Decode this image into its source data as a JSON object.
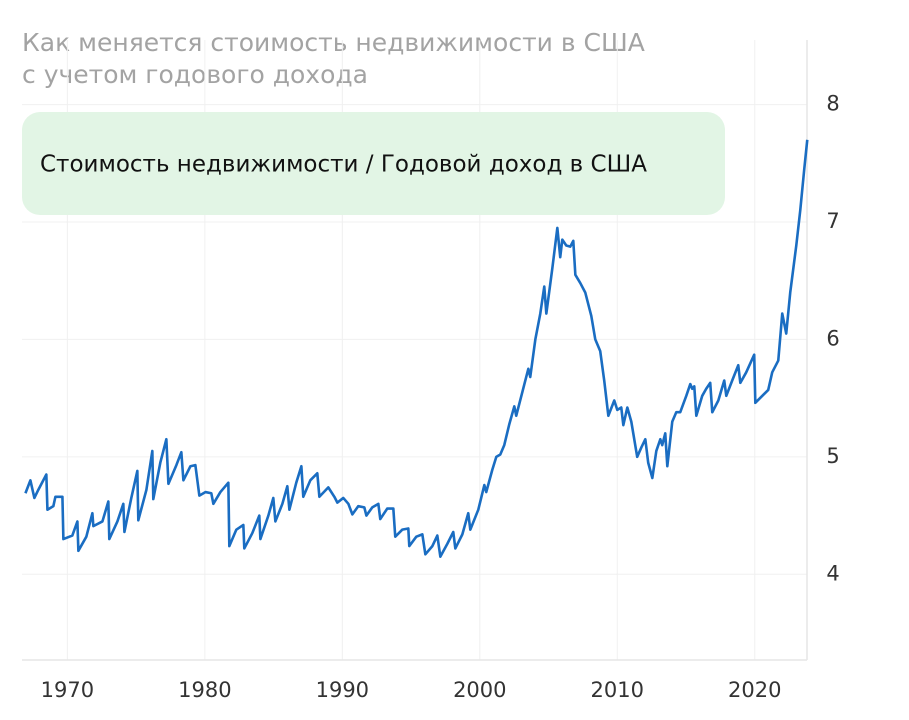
{
  "chart_data": {
    "type": "line",
    "title": "Как меняется стоимость недвижимости в США",
    "subtitle": "с учетом годового дохода",
    "x": [
      1966.95,
      1967.31,
      1967.6,
      1967.89,
      1968.47,
      1968.55,
      1968.98,
      1969.13,
      1969.64,
      1969.71,
      1970.36,
      1970.73,
      1970.8,
      1971.38,
      1971.82,
      1971.89,
      1972.55,
      1972.98,
      1973.05,
      1973.64,
      1974.07,
      1974.15,
      1974.65,
      1975.09,
      1975.16,
      1975.75,
      1976.18,
      1976.25,
      1976.76,
      1977.2,
      1977.35,
      1977.93,
      1978.29,
      1978.44,
      1978.95,
      1979.31,
      1979.6,
      1980.04,
      1980.47,
      1980.62,
      1981.13,
      1981.71,
      1981.78,
      1982.29,
      1982.8,
      1982.87,
      1983.45,
      1983.96,
      1984.04,
      1984.62,
      1984.98,
      1985.13,
      1985.64,
      1986.0,
      1986.15,
      1986.65,
      1987.02,
      1987.16,
      1987.67,
      1988.18,
      1988.33,
      1988.98,
      1989.42,
      1989.64,
      1990.07,
      1990.44,
      1990.73,
      1991.16,
      1991.6,
      1991.75,
      1992.18,
      1992.62,
      1992.76,
      1993.27,
      1993.71,
      1993.85,
      1994.36,
      1994.8,
      1994.87,
      1995.38,
      1995.82,
      1996.04,
      1996.55,
      1996.91,
      1997.13,
      1997.64,
      1998.07,
      1998.22,
      1998.73,
      1999.16,
      1999.31,
      1999.89,
      2000.33,
      2000.47,
      2000.91,
      2001.2,
      2001.49,
      2001.78,
      2002.15,
      2002.51,
      2002.65,
      2003.09,
      2003.53,
      2003.67,
      2004.04,
      2004.4,
      2004.69,
      2004.84,
      2005.27,
      2005.64,
      2005.85,
      2006.0,
      2006.29,
      2006.58,
      2006.8,
      2006.95,
      2007.31,
      2007.67,
      2008.11,
      2008.4,
      2008.76,
      2009.05,
      2009.35,
      2009.78,
      2010.0,
      2010.29,
      2010.44,
      2010.73,
      2011.02,
      2011.45,
      2011.75,
      2012.04,
      2012.25,
      2012.55,
      2012.84,
      2013.13,
      2013.27,
      2013.49,
      2013.64,
      2014.0,
      2014.29,
      2014.58,
      2015.02,
      2015.31,
      2015.45,
      2015.6,
      2015.75,
      2016.18,
      2016.47,
      2016.76,
      2016.91,
      2017.35,
      2017.78,
      2017.93,
      2018.36,
      2018.8,
      2018.95,
      2019.38,
      2019.96,
      2020.04,
      2020.55,
      2020.98,
      2021.27,
      2021.71,
      2022.0,
      2022.29,
      2022.58,
      2023.02,
      2023.31,
      2023.6,
      2023.82
    ],
    "series": [
      {
        "name": "Стоимость недвижимости /  Годовой доход в США",
        "color": "#1a6dc2",
        "values": [
          4.69,
          4.8,
          4.65,
          4.72,
          4.85,
          4.55,
          4.58,
          4.66,
          4.66,
          4.3,
          4.33,
          4.45,
          4.2,
          4.32,
          4.52,
          4.41,
          4.45,
          4.62,
          4.3,
          4.45,
          4.6,
          4.36,
          4.65,
          4.88,
          4.46,
          4.72,
          5.05,
          4.64,
          4.95,
          5.15,
          4.77,
          4.93,
          5.04,
          4.8,
          4.92,
          4.93,
          4.67,
          4.7,
          4.69,
          4.6,
          4.7,
          4.78,
          4.24,
          4.38,
          4.42,
          4.22,
          4.35,
          4.5,
          4.3,
          4.5,
          4.65,
          4.45,
          4.6,
          4.75,
          4.55,
          4.78,
          4.92,
          4.66,
          4.8,
          4.86,
          4.66,
          4.74,
          4.66,
          4.61,
          4.65,
          4.6,
          4.51,
          4.58,
          4.57,
          4.5,
          4.57,
          4.6,
          4.47,
          4.56,
          4.56,
          4.32,
          4.38,
          4.39,
          4.24,
          4.32,
          4.34,
          4.17,
          4.24,
          4.33,
          4.15,
          4.26,
          4.36,
          4.22,
          4.34,
          4.52,
          4.38,
          4.55,
          4.76,
          4.7,
          4.89,
          5.0,
          5.02,
          5.1,
          5.28,
          5.43,
          5.35,
          5.55,
          5.75,
          5.68,
          6.0,
          6.22,
          6.45,
          6.22,
          6.6,
          6.95,
          6.7,
          6.85,
          6.8,
          6.79,
          6.84,
          6.55,
          6.48,
          6.4,
          6.2,
          6.0,
          5.9,
          5.65,
          5.35,
          5.48,
          5.4,
          5.42,
          5.27,
          5.42,
          5.3,
          5.0,
          5.08,
          5.15,
          4.95,
          4.82,
          5.05,
          5.15,
          5.1,
          5.2,
          4.92,
          5.3,
          5.38,
          5.38,
          5.52,
          5.62,
          5.58,
          5.6,
          5.35,
          5.52,
          5.58,
          5.63,
          5.38,
          5.48,
          5.65,
          5.52,
          5.65,
          5.78,
          5.63,
          5.72,
          5.87,
          5.46,
          5.52,
          5.57,
          5.72,
          5.82,
          6.22,
          6.05,
          6.4,
          6.8,
          7.1,
          7.45,
          7.7
        ]
      }
    ],
    "xlim": [
      1966.7,
      2023.8
    ],
    "xticks": [
      1970,
      1980,
      1990,
      2000,
      2010,
      2020
    ],
    "ylim": [
      3.27,
      8.55
    ],
    "yticks": [
      4,
      5,
      6,
      7,
      8
    ],
    "grid": true
  }
}
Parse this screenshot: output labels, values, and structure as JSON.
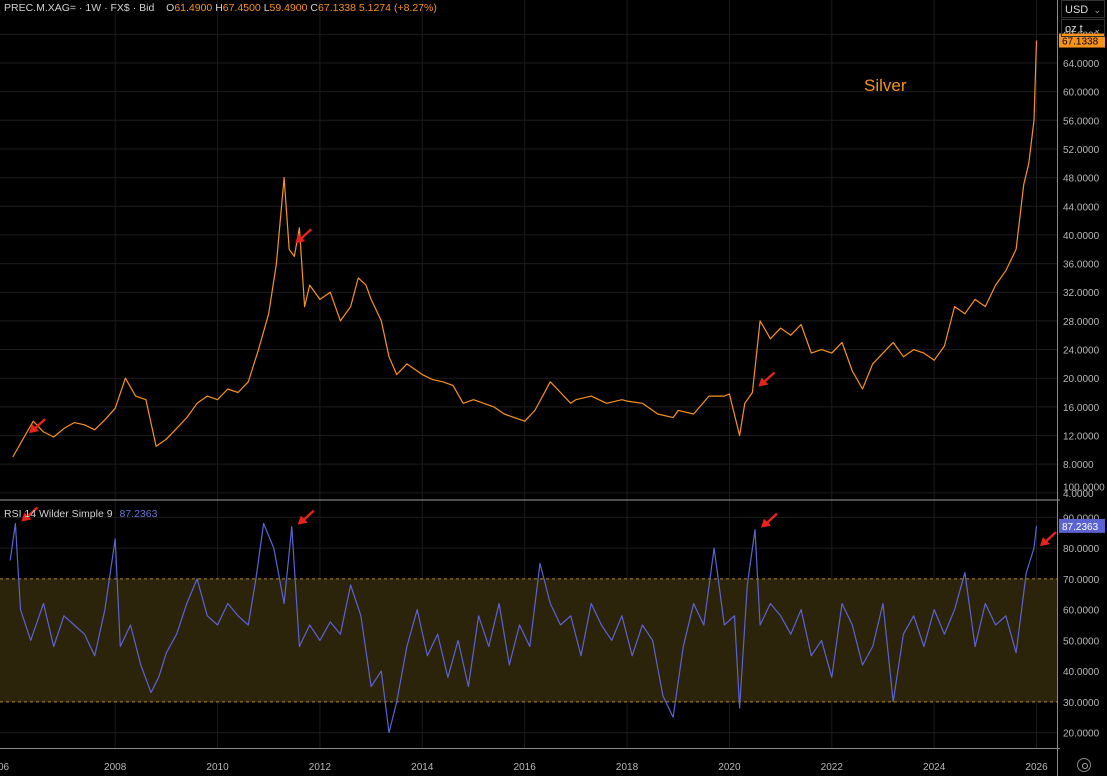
{
  "header": {
    "symbol": "PREC.M.XAG=",
    "sep1": "·",
    "interval": "1W",
    "sep2": "·",
    "source": "FX$",
    "sep3": "·",
    "side": "Bid",
    "open_label": "O",
    "open": "61.4900",
    "high_label": "H",
    "high": "67.4500",
    "low_label": "L",
    "low": "59.4900",
    "close_label": "C",
    "close": "67.1338",
    "change": "5.1274",
    "change_pct": "(+8.27%)"
  },
  "rsi_header": {
    "label": "RSI 14 Wilder Simple 9",
    "value": "87.2363"
  },
  "currency": "USD",
  "unit": "oz t",
  "annotation": "Silver",
  "colors": {
    "price": "#f7931a",
    "rsi": "#5b63d3",
    "background": "#000000",
    "grid": "#1c1c1c",
    "band": "#2b230a",
    "band_line": "#b48a2e",
    "arrow": "#e8231c"
  },
  "chart_data": [
    {
      "type": "line",
      "title": "",
      "series": [
        {
          "name": "Silver",
          "x": [
            2006.0,
            2006.2,
            2006.4,
            2006.6,
            2006.8,
            2007.0,
            2007.2,
            2007.4,
            2007.6,
            2007.8,
            2008.0,
            2008.2,
            2008.4,
            2008.6,
            2008.8,
            2009.0,
            2009.2,
            2009.4,
            2009.6,
            2009.8,
            2010.0,
            2010.2,
            2010.4,
            2010.6,
            2010.8,
            2011.0,
            2011.15,
            2011.3,
            2011.4,
            2011.5,
            2011.6,
            2011.7,
            2011.8,
            2012.0,
            2012.2,
            2012.4,
            2012.6,
            2012.75,
            2012.9,
            2013.0,
            2013.2,
            2013.35,
            2013.5,
            2013.7,
            2013.9,
            2014.0,
            2014.2,
            2014.4,
            2014.6,
            2014.8,
            2015.0,
            2015.2,
            2015.4,
            2015.6,
            2015.8,
            2016.0,
            2016.2,
            2016.5,
            2016.7,
            2016.9,
            2017.0,
            2017.3,
            2017.6,
            2017.9,
            2018.0,
            2018.3,
            2018.6,
            2018.9,
            2019.0,
            2019.3,
            2019.6,
            2019.9,
            2020.0,
            2020.2,
            2020.3,
            2020.45,
            2020.6,
            2020.8,
            2021.0,
            2021.2,
            2021.4,
            2021.6,
            2021.8,
            2022.0,
            2022.2,
            2022.4,
            2022.6,
            2022.8,
            2023.0,
            2023.2,
            2023.4,
            2023.6,
            2023.8,
            2024.0,
            2024.2,
            2024.4,
            2024.6,
            2024.8,
            2025.0,
            2025.2,
            2025.4,
            2025.6,
            2025.75,
            2025.85,
            2025.95,
            2026.0
          ],
          "values": [
            9.0,
            11.5,
            14.0,
            12.5,
            11.8,
            13.0,
            13.8,
            13.5,
            12.8,
            14.2,
            15.8,
            20.0,
            17.5,
            17.0,
            10.5,
            11.5,
            13.0,
            14.5,
            16.5,
            17.5,
            17.0,
            18.5,
            18.0,
            19.5,
            24.0,
            29.0,
            36.0,
            48.0,
            38.0,
            37.0,
            41.0,
            30.0,
            33.0,
            31.0,
            32.0,
            28.0,
            30.0,
            34.0,
            33.0,
            31.0,
            28.0,
            23.0,
            20.5,
            22.0,
            21.0,
            20.5,
            19.8,
            19.5,
            19.0,
            16.5,
            17.0,
            16.5,
            16.0,
            15.0,
            14.5,
            14.0,
            15.5,
            19.5,
            18.0,
            16.5,
            17.0,
            17.5,
            16.5,
            17.0,
            16.8,
            16.5,
            15.0,
            14.5,
            15.5,
            15.0,
            17.5,
            17.5,
            17.8,
            12.0,
            16.5,
            18.0,
            28.0,
            25.5,
            27.0,
            26.0,
            27.5,
            23.5,
            24.0,
            23.5,
            25.0,
            21.0,
            18.5,
            22.0,
            23.5,
            25.0,
            23.0,
            24.0,
            23.5,
            22.5,
            24.5,
            30.0,
            29.0,
            31.0,
            30.0,
            33.0,
            35.0,
            38.0,
            47.0,
            50.0,
            56.0,
            67.1338
          ]
        }
      ],
      "ylim": [
        3.0,
        70.0
      ],
      "y_ticks": [
        "4.0000",
        "8.0000",
        "12.0000",
        "16.0000",
        "20.0000",
        "24.0000",
        "28.0000",
        "32.0000",
        "36.0000",
        "40.0000",
        "44.0000",
        "48.0000",
        "52.0000",
        "56.0000",
        "60.0000",
        "64.0000",
        "68.0000"
      ],
      "last_value_label": "67.1338",
      "arrows_at_x": [
        2006.2,
        2011.4,
        2020.45
      ]
    },
    {
      "type": "line",
      "title": "RSI 14 Wilder Simple 9",
      "series": [
        {
          "name": "RSI",
          "x": [
            2005.95,
            2006.05,
            2006.15,
            2006.35,
            2006.6,
            2006.8,
            2007.0,
            2007.2,
            2007.4,
            2007.6,
            2007.8,
            2008.0,
            2008.1,
            2008.3,
            2008.5,
            2008.7,
            2008.85,
            2009.0,
            2009.2,
            2009.4,
            2009.6,
            2009.8,
            2010.0,
            2010.2,
            2010.4,
            2010.6,
            2010.75,
            2010.9,
            2011.1,
            2011.3,
            2011.45,
            2011.6,
            2011.8,
            2012.0,
            2012.2,
            2012.4,
            2012.6,
            2012.8,
            2013.0,
            2013.2,
            2013.35,
            2013.5,
            2013.7,
            2013.9,
            2014.1,
            2014.3,
            2014.5,
            2014.7,
            2014.9,
            2015.1,
            2015.3,
            2015.5,
            2015.7,
            2015.9,
            2016.1,
            2016.3,
            2016.5,
            2016.7,
            2016.9,
            2017.1,
            2017.3,
            2017.5,
            2017.7,
            2017.9,
            2018.1,
            2018.3,
            2018.5,
            2018.7,
            2018.9,
            2019.1,
            2019.3,
            2019.5,
            2019.7,
            2019.9,
            2020.1,
            2020.2,
            2020.35,
            2020.5,
            2020.6,
            2020.8,
            2021.0,
            2021.2,
            2021.4,
            2021.6,
            2021.8,
            2022.0,
            2022.2,
            2022.4,
            2022.6,
            2022.8,
            2023.0,
            2023.2,
            2023.4,
            2023.6,
            2023.8,
            2024.0,
            2024.2,
            2024.4,
            2024.6,
            2024.8,
            2025.0,
            2025.2,
            2025.4,
            2025.6,
            2025.8,
            2025.95,
            2026.0
          ],
          "values": [
            76,
            88,
            60,
            50,
            62,
            48,
            58,
            55,
            52,
            45,
            60,
            83,
            48,
            55,
            42,
            33,
            38,
            46,
            52,
            62,
            70,
            58,
            55,
            62,
            58,
            55,
            70,
            88,
            80,
            62,
            87,
            48,
            55,
            50,
            56,
            52,
            68,
            58,
            35,
            40,
            20,
            30,
            48,
            60,
            45,
            52,
            38,
            50,
            35,
            58,
            48,
            62,
            42,
            55,
            48,
            75,
            62,
            55,
            58,
            45,
            62,
            55,
            50,
            58,
            45,
            55,
            50,
            32,
            25,
            48,
            62,
            55,
            80,
            55,
            58,
            28,
            68,
            86,
            55,
            62,
            58,
            52,
            60,
            45,
            50,
            38,
            62,
            55,
            42,
            48,
            62,
            30,
            52,
            58,
            48,
            60,
            52,
            60,
            72,
            48,
            62,
            55,
            58,
            46,
            72,
            80,
            87.2363
          ],
          "color": "#5b63d3"
        }
      ],
      "ylim": [
        15,
        95
      ],
      "y_ticks": [
        "20.0000",
        "30.0000",
        "40.0000",
        "50.0000",
        "60.0000",
        "70.0000",
        "80.0000",
        "90.0000",
        "100.0000"
      ],
      "band": [
        30,
        70
      ],
      "last_value_label": "87.2363",
      "arrows_at_x": [
        2006.05,
        2011.45,
        2020.5,
        2025.95
      ]
    }
  ],
  "x_axis": {
    "ticks": [
      "2008",
      "2010",
      "2012",
      "2014",
      "2016",
      "2018",
      "2020",
      "2022",
      "2024",
      "2026"
    ],
    "tick_values": [
      2008,
      2010,
      2012,
      2014,
      2016,
      2018,
      2020,
      2022,
      2024,
      2026
    ],
    "first_label": "06",
    "xlim": [
      2005.75,
      2026.4
    ]
  }
}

......

** Instruction **
Gather each line of the listing containing the word "Simple" and show it.

** Response to the exercise **
    "label": "RSI 14 Wilder Simple 9",
      "title": "RSI 14 Wilder Simple 9",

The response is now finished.